● EXERCISE REQUIREMENTS:
Pictures don't belong in the copy; print all the records exactly.

● INPUT ROWS:

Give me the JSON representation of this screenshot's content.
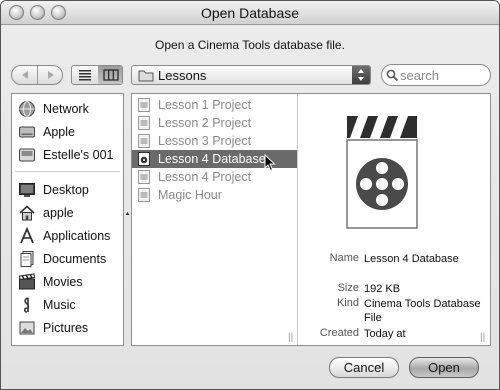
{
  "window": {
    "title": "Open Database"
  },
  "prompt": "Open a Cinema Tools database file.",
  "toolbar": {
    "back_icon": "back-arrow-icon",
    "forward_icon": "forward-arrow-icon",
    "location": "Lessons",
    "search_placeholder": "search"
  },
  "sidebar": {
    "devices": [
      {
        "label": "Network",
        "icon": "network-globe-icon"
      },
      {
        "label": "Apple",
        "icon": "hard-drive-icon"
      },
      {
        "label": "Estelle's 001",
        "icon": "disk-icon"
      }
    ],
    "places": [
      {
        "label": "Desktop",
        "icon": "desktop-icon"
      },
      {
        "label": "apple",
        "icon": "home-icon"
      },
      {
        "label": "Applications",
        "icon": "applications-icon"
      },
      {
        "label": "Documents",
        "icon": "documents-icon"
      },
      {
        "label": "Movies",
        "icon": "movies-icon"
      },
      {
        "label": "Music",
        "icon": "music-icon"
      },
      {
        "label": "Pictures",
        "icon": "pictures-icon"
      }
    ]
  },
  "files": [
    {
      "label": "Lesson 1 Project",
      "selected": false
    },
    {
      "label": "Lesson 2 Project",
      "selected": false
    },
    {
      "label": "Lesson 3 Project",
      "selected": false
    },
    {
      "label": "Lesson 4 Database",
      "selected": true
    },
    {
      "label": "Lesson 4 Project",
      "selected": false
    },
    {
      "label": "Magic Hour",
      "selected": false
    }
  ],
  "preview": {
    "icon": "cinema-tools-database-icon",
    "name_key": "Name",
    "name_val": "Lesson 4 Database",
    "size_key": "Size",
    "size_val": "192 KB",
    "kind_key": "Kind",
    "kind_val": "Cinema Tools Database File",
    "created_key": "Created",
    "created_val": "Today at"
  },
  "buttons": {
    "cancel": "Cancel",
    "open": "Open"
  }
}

● ANSWER TO THE TASK:
Give me the JSON representation of this screenshot's content.
{
  "window": {
    "title": "Open Database"
  },
  "prompt": "Open a Cinema Tools database file.",
  "toolbar": {
    "back_icon": "back-arrow-icon",
    "forward_icon": "forward-arrow-icon",
    "location": "Lessons",
    "search_placeholder": "search"
  },
  "sidebar": {
    "devices": [
      {
        "label": "Network",
        "icon": "network-globe-icon"
      },
      {
        "label": "Apple",
        "icon": "hard-drive-icon"
      },
      {
        "label": "Estelle's 001",
        "icon": "disk-icon"
      }
    ],
    "places": [
      {
        "label": "Desktop",
        "icon": "desktop-icon"
      },
      {
        "label": "apple",
        "icon": "home-icon"
      },
      {
        "label": "Applications",
        "icon": "applications-icon"
      },
      {
        "label": "Documents",
        "icon": "documents-icon"
      },
      {
        "label": "Movies",
        "icon": "movies-icon"
      },
      {
        "label": "Music",
        "icon": "music-icon"
      },
      {
        "label": "Pictures",
        "icon": "pictures-icon"
      }
    ]
  },
  "files": [
    {
      "label": "Lesson 1 Project",
      "selected": false
    },
    {
      "label": "Lesson 2 Project",
      "selected": false
    },
    {
      "label": "Lesson 3 Project",
      "selected": false
    },
    {
      "label": "Lesson 4 Database",
      "selected": true
    },
    {
      "label": "Lesson 4 Project",
      "selected": false
    },
    {
      "label": "Magic Hour",
      "selected": false
    }
  ],
  "preview": {
    "icon": "cinema-tools-database-icon",
    "name_key": "Name",
    "name_val": "Lesson 4 Database",
    "size_key": "Size",
    "size_val": "192 KB",
    "kind_key": "Kind",
    "kind_val": "Cinema Tools Database File",
    "created_key": "Created",
    "created_val": "Today at"
  },
  "buttons": {
    "cancel": "Cancel",
    "open": "Open"
  }
}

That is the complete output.